(Data excerpts)
—————

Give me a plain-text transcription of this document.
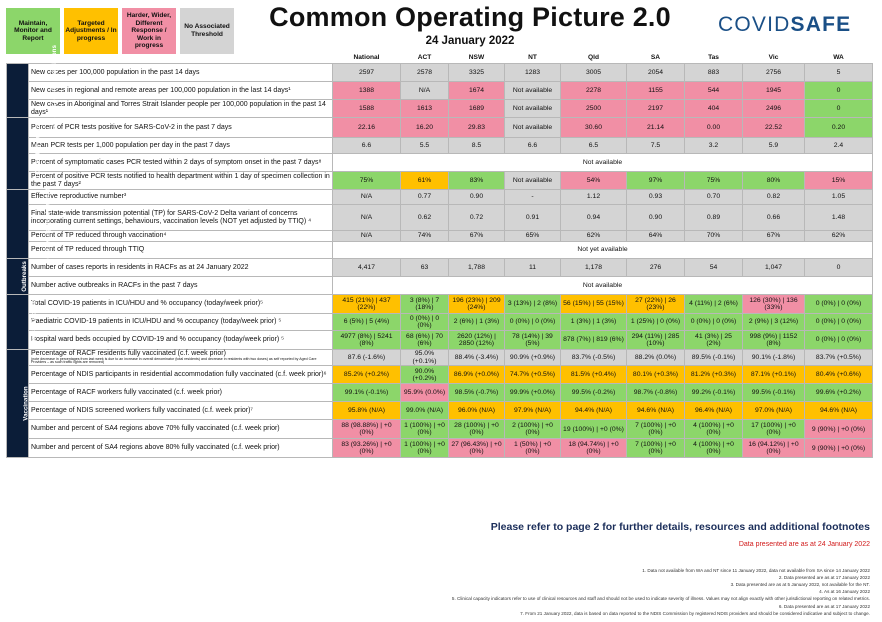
Maintain, Monitor and Report
Targeted Adjustments / In progress
Harder, Wider, Different Response / Work in progress
No Associated Threshold
Common Operating Picture 2.0
24 January 2022
COVIDSAFE
		National	ACT	NSW	NT	Qld	SA	Tas	Vic	WA
Cases and priority populations	New cases per 100,000 population in the past 14 days	2597	2578	3325	1283	3005	2054	883	2756	5
	New cases in regional and remote areas per 100,000 population in the last 14 days¹	1388	N/A	1674	Not available	2278	1155	544	1945	0
	New cases in Aboriginal and Torres Strait Islander people per 100,000 population in the past 14 days¹	1588	1613	1689	Not available	2500	2197	404	2496	0
TTIQ raw indicators	Percent of PCR tests positive for SARS-CoV-2 in the past 7 days	22.16	16.20	29.83	Not available	30.60	21.14	0.00	22.52	0.20
	Mean PCR tests per 1,000 population per day in the past 7 days	6.6	5.5	8.5	6.6	6.5	7.5	3.2	5.9	2.4
	Percent of symptomatic cases PCR tested within 2 days of symptom onset in the past 7 days⁸	Not available								
	Percent of positive PCR tests notified to health department within 1 day of specimen collection in the past 7 days²	75%	61%	83%	Not available	54%	97%	75%	80%	15%
Modelled epidemic activity	Effective reproductive number³	N/A	0.77	0.90	-	1.12	0.93	0.70	0.82	1.05
	Final state-wide transmission potential (TP) for SARS-CoV-2 Delta variant of concerns incorporating current settings, behaviours, vaccination levels (NOT yet adjusted by TTIQ) ⁴	N/A	0.62	0.72	0.91	0.94	0.90	0.89	0.66	1.48
	Percent of TP reduced through vaccination⁴	N/A	74%	67%	65%	62%	64%	70%	67%	62%
	Percent of TP reduced through TTIQ	Not yet available								
Outbreaks	Number of cases reports in residents in RACFs as at 24 January 2022	4,417	63	1,788	11	1,178	276	54	1,047	0
	Number active outbreaks in RACFs in the past 7 days	Not available								
Clinical Capacity	Total COVID-19 patients in ICU/HDU and % occupancy (today/week prior)⁵	415 (21%) | 437 (22%)	3 (8%) | 7 (18%)	196 (23%) | 209 (24%)	3 (13%) | 2 (8%)	56 (15%) | 55 (15%)	27 (22%) | 26 (23%)	4 (11%) | 2 (6%)	126 (30%) | 136 (33%)	0 (0%) | 0 (0%)
	Paediatric COVID-19 patients in ICU/HDU and % occupancy (today/week prior) ⁵	6 (5%) | 5 (4%)	0 (0%) | 0 (0%)	2 (6%) | 1 (3%)	0 (0%) | 0 (0%)	1 (3%) | 1 (3%)	1 (25%) | 0 (0%)	0 (0%) | 0 (0%)	2 (9%) | 3 (12%)	0 (0%) | 0 (0%)
	Hospital ward beds occupied by COVID-19 and % occupancy (today/week prior) ⁵	4977 (8%) | 5241 (8%)	68 (6%) | 70 (6%)	2620 (12%) | 2850 (12%)	78 (14%) | 39 (5%)	878 (7%) | 819 (6%)	294 (11%) | 285 (10%)	41 (3%) | 25 (2%)	998 (9%) | 1152 (8%)	0 (0%) | 0 (0%)
Vaccination	Percentage of RACF residents fully vaccinated (c.f. week prior)
(note decrease in percentages from last week is due to an increase in overall denominator (total residents) and decrease in residents with two doses) as self reported by Aged Care Providers – as such traffic lights are removed)	87.6 (-1.6%)	95.0% (+0.1%)	88.4% (-3.4%)	90.9% (+0.9%)	83.7% (-0.5%)	88.2% (0.0%)	89.5% (-0.1%)	90.1% (-1.8%)	83.7% (+0.5%)
	Percentage of NDIS participants in residential accommodation fully vaccinated (c.f. week prior)⁶	85.2% (+0.2%)	90.0% (+0.2%)	86.9% (+0.0%)	74.7% (+0.5%)	81.5% (+0.4%)	80.1% (+0.3%)	81.2% (+0.3%)	87.1% (+0.1%)	80.4% (+0.6%)
	Percentage of RACF workers fully vaccinated (c.f. week prior)	99.1% (-0.1%)	95.9% (0.0%)	98.5% (-0.7%)	99.9% (+0.0%)	99.5% (-0.2%)	98.7% (-0.8%)	99.2% (-0.1%)	99.5% (-0.1%)	99.6% (+0.2%)
	Percentage of NDIS screened workers fully vaccinated (c.f. week prior)⁷	95.8% (N/A)	99.0% (N/A)	96.0% (N/A)	97.9% (N/A)	94.4% (N/A)	94.6% (N/A)	96.4% (N/A)	97.0% (N/A)	94.6% (N/A)
	Number and percent of SA4 regions above 70% fully vaccinated (c.f. week prior)	88 (98.88%) | +0 (0%)	1 (100%) | +0 (0%)	28 (100%) | +0 (0%)	2 (100%) | +0 (0%)	19 (100%) | +0 (0%)	7 (100%) | +0 (0%)	4 (100%) | +0 (0%)	17 (100%) | +0 (0%)	9 (90%) | +0 (0%)
	Number and percent of SA4 regions above 80% fully vaccinated (c.f. week prior)	83 (93.26%) | +0 (0%)	1 (100%) | +0 (0%)	27 (96.43%) | +0 (0%)	1 (50%) | +0 (0%)	18 (94.74%) | +0 (0%)	7 (100%) | +0 (0%)	4 (100%) | +0 (0%)	16 (94.12%) | +0 (0%)	9 (90%) | +0 (0%)
Please refer to page 2 for further details, resources and additional footnotes
Data presented are as at 24 January 2022
1. Data not available from WA and NT since 11 January 2022, data not available from SA since 14 January 2022
2. Data presented are as at 17 January 2022
3. Data presented are as at 5 January 2022, not available for the NT.
4. As at 16 January 2022
5. Clinical capacity indicators refer to use of clinical resources and staff and should not be used to indicate severity of illness. Values may not align exactly with other jurisdictional reporting on related metrics.
6. Data presented are as at 17 January 2022
7. From 21 January 2022, data is based on data reported to the NDIS Commission by registered NDIS providers and should be considered indicative and subject to change.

—————

> _ACTION ITEM_
Each entry shown above must be quoted exactly, with its pictures left out.

> _TASK SOLUTION_
Give me a plain-text transcription of this document.
Maintain, Monitor and Report
Targeted Adjustments / In progress
Harder, Wider, Different Response / Work in progress
No Associated Threshold
Common Operating Picture 2.0
24 January 2022
COVIDSAFE
		National	ACT	NSW	NT	Qld	SA	Tas	Vic	WA
Cases and priority populations	New cases per 100,000 population in the past 14 days	2597	2578	3325	1283	3005	2054	883	2756	5
	New cases in regional and remote areas per 100,000 population in the last 14 days¹	1388	N/A	1674	Not available	2278	1155	544	1945	0
	New cases in Aboriginal and Torres Strait Islander people per 100,000 population in the past 14 days¹	1588	1613	1689	Not available	2500	2197	404	2496	0
TTIQ raw indicators	Percent of PCR tests positive for SARS-CoV-2 in the past 7 days	22.16	16.20	29.83	Not available	30.60	21.14	0.00	22.52	0.20
	Mean PCR tests per 1,000 population per day in the past 7 days	6.6	5.5	8.5	6.6	6.5	7.5	3.2	5.9	2.4
	Percent of symptomatic cases PCR tested within 2 days of symptom onset in the past 7 days⁸	Not available								
	Percent of positive PCR tests notified to health department within 1 day of specimen collection in the past 7 days²	75%	61%	83%	Not available	54%	97%	75%	80%	15%
Modelled epidemic activity	Effective reproductive number³	N/A	0.77	0.90	-	1.12	0.93	0.70	0.82	1.05
	Final state-wide transmission potential (TP) for SARS-CoV-2 Delta variant of concerns incorporating current settings, behaviours, vaccination levels (NOT yet adjusted by TTIQ) ⁴	N/A	0.62	0.72	0.91	0.94	0.90	0.89	0.66	1.48
	Percent of TP reduced through vaccination⁴	N/A	74%	67%	65%	62%	64%	70%	67%	62%
	Percent of TP reduced through TTIQ	Not yet available								
Outbreaks	Number of cases reports in residents in RACFs as at 24 January 2022	4,417	63	1,788	11	1,178	276	54	1,047	0
	Number active outbreaks in RACFs in the past 7 days	Not available								
Clinical Capacity	Total COVID-19 patients in ICU/HDU and % occupancy (today/week prior)⁵	415 (21%) | 437 (22%)	3 (8%) | 7 (18%)	196 (23%) | 209 (24%)	3 (13%) | 2 (8%)	56 (15%) | 55 (15%)	27 (22%) | 26 (23%)	4 (11%) | 2 (6%)	126 (30%) | 136 (33%)	0 (0%) | 0 (0%)
	Paediatric COVID-19 patients in ICU/HDU and % occupancy (today/week prior) ⁵	6 (5%) | 5 (4%)	0 (0%) | 0 (0%)	2 (6%) | 1 (3%)	0 (0%) | 0 (0%)	1 (3%) | 1 (3%)	1 (25%) | 0 (0%)	0 (0%) | 0 (0%)	2 (9%) | 3 (12%)	0 (0%) | 0 (0%)
	Hospital ward beds occupied by COVID-19 and % occupancy (today/week prior) ⁵	4977 (8%) | 5241 (8%)	68 (6%) | 70 (6%)	2620 (12%) | 2850 (12%)	78 (14%) | 39 (5%)	878 (7%) | 819 (6%)	294 (11%) | 285 (10%)	41 (3%) | 25 (2%)	998 (9%) | 1152 (8%)	0 (0%) | 0 (0%)
Vaccination	Percentage of RACF residents fully vaccinated (c.f. week prior)
(note decrease in percentages from last week is due to an increase in overall denominator (total residents) and decrease in residents with two doses) as self reported by Aged Care Providers – as such traffic lights are removed)	87.6 (-1.6%)	95.0% (+0.1%)	88.4% (-3.4%)	90.9% (+0.9%)	83.7% (-0.5%)	88.2% (0.0%)	89.5% (-0.1%)	90.1% (-1.8%)	83.7% (+0.5%)
	Percentage of NDIS participants in residential accommodation fully vaccinated (c.f. week prior)⁶	85.2% (+0.2%)	90.0% (+0.2%)	86.9% (+0.0%)	74.7% (+0.5%)	81.5% (+0.4%)	80.1% (+0.3%)	81.2% (+0.3%)	87.1% (+0.1%)	80.4% (+0.6%)
	Percentage of RACF workers fully vaccinated (c.f. week prior)	99.1% (-0.1%)	95.9% (0.0%)	98.5% (-0.7%)	99.9% (+0.0%)	99.5% (-0.2%)	98.7% (-0.8%)	99.2% (-0.1%)	99.5% (-0.1%)	99.6% (+0.2%)
	Percentage of NDIS screened workers fully vaccinated (c.f. week prior)⁷	95.8% (N/A)	99.0% (N/A)	96.0% (N/A)	97.9% (N/A)	94.4% (N/A)	94.6% (N/A)	96.4% (N/A)	97.0% (N/A)	94.6% (N/A)
	Number and percent of SA4 regions above 70% fully vaccinated (c.f. week prior)	88 (98.88%) | +0 (0%)	1 (100%) | +0 (0%)	28 (100%) | +0 (0%)	2 (100%) | +0 (0%)	19 (100%) | +0 (0%)	7 (100%) | +0 (0%)	4 (100%) | +0 (0%)	17 (100%) | +0 (0%)	9 (90%) | +0 (0%)
	Number and percent of SA4 regions above 80% fully vaccinated (c.f. week prior)	83 (93.26%) | +0 (0%)	1 (100%) | +0 (0%)	27 (96.43%) | +0 (0%)	1 (50%) | +0 (0%)	18 (94.74%) | +0 (0%)	7 (100%) | +0 (0%)	4 (100%) | +0 (0%)	16 (94.12%) | +0 (0%)	9 (90%) | +0 (0%)
Please refer to page 2 for further details, resources and additional footnotes
Data presented are as at 24 January 2022
1. Data not available from WA and NT since 11 January 2022, data not available from SA since 14 January 2022
2. Data presented are as at 17 January 2022
3. Data presented are as at 5 January 2022, not available for the NT.
4. As at 16 January 2022
5. Clinical capacity indicators refer to use of clinical resources and staff and should not be used to indicate severity of illness. Values may not align exactly with other jurisdictional reporting on related metrics.
6. Data presented are as at 17 January 2022
7. From 21 January 2022, data is based on data reported to the NDIS Commission by registered NDIS providers and should be considered indicative and subject to change.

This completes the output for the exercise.